Problem description:
Go through the material below and copy each line where the word "avatar" appears.

--- BEGIN Records for this task ---

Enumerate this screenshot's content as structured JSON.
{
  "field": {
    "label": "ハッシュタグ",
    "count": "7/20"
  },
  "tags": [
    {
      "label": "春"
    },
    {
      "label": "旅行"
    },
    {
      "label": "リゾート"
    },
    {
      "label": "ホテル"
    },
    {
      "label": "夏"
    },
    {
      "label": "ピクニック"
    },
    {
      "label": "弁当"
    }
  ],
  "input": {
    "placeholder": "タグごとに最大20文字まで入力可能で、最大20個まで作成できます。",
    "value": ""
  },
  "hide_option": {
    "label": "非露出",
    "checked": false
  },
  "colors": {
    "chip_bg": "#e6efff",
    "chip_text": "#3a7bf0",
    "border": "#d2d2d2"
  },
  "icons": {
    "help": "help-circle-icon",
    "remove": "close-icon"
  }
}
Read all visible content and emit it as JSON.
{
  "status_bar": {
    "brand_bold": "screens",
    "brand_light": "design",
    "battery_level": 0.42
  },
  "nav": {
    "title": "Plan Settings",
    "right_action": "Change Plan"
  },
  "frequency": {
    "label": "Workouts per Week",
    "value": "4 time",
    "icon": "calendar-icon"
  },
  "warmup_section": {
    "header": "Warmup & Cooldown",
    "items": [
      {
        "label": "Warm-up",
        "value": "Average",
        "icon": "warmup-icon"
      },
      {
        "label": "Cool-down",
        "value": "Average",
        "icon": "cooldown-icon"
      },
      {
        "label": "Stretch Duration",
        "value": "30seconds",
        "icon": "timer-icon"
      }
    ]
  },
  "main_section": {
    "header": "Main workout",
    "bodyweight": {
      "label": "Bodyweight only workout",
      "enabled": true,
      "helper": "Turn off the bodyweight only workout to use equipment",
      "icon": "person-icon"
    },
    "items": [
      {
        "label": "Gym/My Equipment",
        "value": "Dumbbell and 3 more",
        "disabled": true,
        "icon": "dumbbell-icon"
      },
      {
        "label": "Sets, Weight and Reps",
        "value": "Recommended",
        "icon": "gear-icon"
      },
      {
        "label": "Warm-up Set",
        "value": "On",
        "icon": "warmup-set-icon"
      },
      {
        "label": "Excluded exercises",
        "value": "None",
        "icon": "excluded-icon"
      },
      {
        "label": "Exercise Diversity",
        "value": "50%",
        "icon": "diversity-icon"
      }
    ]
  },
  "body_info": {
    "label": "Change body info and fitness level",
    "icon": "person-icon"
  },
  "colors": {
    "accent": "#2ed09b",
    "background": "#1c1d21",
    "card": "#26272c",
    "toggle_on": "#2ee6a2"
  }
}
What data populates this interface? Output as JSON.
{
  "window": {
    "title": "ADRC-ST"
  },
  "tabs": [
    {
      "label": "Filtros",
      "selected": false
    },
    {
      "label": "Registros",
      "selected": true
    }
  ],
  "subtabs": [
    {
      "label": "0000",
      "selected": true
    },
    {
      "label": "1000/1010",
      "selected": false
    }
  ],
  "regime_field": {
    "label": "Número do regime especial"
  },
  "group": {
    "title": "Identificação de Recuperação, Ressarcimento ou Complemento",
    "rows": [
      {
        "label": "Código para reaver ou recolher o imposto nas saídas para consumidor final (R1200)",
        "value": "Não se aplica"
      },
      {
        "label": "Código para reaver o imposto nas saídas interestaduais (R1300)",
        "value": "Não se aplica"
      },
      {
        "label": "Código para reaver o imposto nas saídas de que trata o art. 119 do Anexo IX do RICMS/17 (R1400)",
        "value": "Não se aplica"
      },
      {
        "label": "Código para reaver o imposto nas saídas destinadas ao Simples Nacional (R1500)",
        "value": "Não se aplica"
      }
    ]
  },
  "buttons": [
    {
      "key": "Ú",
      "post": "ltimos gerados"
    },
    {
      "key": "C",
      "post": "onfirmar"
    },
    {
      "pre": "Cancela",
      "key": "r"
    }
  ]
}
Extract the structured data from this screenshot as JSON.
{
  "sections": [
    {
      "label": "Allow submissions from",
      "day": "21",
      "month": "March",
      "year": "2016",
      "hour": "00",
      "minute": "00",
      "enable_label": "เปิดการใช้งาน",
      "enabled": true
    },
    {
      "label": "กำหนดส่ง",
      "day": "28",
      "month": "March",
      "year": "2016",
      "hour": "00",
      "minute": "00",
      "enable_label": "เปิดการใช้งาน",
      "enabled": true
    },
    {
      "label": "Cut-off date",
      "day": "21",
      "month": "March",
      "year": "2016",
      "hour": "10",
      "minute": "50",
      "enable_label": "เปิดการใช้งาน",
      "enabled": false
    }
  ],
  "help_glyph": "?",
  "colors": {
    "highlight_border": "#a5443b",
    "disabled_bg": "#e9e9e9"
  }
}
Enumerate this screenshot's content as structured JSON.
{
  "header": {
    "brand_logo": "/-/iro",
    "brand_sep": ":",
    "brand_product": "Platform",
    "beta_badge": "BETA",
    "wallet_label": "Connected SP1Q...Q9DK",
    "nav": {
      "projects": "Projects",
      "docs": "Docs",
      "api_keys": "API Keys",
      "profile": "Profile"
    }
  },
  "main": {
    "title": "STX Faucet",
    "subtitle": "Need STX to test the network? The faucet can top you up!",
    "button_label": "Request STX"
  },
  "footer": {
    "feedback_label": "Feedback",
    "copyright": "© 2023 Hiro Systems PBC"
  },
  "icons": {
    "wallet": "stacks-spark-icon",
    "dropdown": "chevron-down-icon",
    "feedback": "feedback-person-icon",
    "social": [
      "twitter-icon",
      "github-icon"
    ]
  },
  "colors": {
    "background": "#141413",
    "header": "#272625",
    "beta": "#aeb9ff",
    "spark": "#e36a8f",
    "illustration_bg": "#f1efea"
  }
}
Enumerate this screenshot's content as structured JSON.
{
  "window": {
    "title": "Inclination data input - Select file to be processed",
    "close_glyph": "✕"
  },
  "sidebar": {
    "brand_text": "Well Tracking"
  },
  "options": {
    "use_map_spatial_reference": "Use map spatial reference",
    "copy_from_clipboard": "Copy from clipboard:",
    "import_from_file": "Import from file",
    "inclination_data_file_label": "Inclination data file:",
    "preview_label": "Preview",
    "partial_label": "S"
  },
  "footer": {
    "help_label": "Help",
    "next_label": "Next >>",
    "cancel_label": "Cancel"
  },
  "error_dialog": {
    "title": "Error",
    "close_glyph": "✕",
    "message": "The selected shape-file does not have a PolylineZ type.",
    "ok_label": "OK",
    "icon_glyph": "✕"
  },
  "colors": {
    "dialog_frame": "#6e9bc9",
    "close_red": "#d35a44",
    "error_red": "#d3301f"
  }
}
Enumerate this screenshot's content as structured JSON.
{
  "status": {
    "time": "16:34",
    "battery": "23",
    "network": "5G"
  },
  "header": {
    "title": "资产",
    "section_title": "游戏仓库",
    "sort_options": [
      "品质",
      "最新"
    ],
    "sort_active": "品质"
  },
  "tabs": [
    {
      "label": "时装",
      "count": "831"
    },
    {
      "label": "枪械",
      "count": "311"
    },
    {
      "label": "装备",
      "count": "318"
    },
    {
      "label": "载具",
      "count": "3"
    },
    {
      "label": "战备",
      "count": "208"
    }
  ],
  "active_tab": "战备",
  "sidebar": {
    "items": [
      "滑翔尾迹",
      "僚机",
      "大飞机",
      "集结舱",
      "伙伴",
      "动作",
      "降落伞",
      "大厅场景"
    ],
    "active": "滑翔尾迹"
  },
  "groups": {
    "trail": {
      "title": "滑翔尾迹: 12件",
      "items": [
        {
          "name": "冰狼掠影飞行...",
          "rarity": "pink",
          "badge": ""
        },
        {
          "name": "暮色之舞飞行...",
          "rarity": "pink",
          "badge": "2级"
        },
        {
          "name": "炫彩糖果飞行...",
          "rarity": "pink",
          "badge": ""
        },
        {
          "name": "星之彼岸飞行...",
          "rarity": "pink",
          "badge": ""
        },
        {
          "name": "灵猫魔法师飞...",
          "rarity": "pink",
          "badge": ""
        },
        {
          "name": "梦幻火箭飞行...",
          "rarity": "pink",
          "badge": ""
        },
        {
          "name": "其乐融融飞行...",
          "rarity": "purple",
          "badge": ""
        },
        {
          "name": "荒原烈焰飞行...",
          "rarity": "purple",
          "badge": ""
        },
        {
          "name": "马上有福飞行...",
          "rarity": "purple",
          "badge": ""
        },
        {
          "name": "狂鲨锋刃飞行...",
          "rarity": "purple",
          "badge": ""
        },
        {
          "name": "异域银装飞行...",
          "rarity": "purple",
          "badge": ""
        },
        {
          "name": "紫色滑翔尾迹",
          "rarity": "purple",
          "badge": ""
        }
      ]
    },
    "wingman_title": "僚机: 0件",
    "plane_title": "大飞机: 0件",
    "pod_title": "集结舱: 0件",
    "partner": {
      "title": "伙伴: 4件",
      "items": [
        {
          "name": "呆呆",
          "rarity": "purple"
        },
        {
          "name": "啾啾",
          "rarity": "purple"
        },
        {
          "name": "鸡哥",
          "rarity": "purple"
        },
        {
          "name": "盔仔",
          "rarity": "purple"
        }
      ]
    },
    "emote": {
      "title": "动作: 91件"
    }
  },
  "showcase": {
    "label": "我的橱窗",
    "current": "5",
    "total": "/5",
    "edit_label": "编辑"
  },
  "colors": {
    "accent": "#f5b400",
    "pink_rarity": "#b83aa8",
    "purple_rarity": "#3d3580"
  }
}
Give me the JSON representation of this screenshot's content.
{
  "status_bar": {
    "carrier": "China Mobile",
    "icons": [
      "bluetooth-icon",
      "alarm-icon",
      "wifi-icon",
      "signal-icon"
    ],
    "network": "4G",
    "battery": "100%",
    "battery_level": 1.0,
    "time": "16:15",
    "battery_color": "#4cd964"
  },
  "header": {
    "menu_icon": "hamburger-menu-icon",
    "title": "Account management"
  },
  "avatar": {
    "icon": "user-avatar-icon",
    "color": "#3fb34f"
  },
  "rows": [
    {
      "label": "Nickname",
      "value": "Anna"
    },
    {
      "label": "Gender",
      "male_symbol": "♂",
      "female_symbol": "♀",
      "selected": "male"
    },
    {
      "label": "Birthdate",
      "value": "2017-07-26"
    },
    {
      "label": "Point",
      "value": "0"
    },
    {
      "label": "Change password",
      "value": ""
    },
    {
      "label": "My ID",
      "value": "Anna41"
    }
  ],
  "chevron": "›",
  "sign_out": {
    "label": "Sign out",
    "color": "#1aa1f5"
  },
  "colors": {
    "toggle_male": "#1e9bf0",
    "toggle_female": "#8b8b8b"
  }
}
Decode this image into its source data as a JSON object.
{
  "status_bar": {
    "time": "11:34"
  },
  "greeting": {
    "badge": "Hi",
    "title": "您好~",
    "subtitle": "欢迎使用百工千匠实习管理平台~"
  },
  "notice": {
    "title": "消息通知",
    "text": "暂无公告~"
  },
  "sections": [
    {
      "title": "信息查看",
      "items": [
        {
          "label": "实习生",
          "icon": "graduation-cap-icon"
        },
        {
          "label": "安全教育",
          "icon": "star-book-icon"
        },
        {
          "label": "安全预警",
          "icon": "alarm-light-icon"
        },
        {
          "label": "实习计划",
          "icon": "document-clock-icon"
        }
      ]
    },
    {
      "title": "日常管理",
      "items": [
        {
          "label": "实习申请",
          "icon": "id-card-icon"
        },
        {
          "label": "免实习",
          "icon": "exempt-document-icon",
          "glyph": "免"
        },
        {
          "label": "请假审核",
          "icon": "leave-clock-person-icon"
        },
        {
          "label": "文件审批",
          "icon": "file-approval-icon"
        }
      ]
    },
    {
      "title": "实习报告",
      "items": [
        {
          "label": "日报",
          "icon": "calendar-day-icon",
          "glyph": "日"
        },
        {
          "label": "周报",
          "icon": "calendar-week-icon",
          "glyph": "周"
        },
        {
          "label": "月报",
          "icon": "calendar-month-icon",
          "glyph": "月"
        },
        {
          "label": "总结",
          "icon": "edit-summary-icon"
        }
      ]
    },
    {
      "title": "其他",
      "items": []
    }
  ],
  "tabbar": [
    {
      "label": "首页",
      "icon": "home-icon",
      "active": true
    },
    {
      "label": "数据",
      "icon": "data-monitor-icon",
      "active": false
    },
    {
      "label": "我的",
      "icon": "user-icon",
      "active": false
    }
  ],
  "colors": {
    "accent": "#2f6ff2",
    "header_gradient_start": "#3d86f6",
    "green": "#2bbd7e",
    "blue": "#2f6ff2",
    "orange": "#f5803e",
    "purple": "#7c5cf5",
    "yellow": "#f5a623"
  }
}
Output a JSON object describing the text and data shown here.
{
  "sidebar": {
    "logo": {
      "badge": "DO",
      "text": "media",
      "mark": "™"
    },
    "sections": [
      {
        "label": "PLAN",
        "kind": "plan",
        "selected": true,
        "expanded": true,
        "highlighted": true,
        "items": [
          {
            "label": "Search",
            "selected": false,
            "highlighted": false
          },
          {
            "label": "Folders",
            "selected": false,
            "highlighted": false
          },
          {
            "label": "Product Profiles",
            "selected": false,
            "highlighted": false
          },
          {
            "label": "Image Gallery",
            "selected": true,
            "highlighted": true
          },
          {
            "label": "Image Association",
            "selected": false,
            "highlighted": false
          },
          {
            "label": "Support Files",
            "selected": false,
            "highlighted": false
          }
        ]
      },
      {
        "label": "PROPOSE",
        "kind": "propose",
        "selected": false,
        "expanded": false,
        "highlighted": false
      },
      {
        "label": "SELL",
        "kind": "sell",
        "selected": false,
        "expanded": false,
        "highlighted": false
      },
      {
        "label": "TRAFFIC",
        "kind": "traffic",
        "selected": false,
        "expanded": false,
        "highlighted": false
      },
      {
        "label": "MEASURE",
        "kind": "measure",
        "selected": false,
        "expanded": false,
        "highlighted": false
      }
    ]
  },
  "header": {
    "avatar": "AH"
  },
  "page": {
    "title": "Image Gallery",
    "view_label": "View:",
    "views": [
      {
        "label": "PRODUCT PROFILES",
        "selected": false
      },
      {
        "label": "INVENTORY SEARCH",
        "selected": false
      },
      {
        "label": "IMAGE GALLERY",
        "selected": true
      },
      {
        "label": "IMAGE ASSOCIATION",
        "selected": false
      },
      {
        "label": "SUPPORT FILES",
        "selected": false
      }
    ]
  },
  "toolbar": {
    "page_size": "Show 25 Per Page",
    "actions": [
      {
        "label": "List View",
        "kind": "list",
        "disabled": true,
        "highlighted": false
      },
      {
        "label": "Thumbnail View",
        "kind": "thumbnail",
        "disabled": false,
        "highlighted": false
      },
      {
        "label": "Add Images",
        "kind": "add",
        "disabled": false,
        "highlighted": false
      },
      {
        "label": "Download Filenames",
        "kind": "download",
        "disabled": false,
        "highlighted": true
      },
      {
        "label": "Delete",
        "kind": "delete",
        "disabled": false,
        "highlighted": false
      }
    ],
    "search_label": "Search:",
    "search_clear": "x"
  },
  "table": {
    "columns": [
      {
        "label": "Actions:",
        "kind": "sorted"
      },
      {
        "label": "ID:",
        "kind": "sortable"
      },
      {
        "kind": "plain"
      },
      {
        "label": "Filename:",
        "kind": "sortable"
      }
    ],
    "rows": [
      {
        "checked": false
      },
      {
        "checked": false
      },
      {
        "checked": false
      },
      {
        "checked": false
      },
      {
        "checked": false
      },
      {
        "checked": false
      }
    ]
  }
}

--- END Records for this task ---

Output for this exercise:
  "avatar": {
    "icon": "user-avatar-icon",
    "avatar": "AH"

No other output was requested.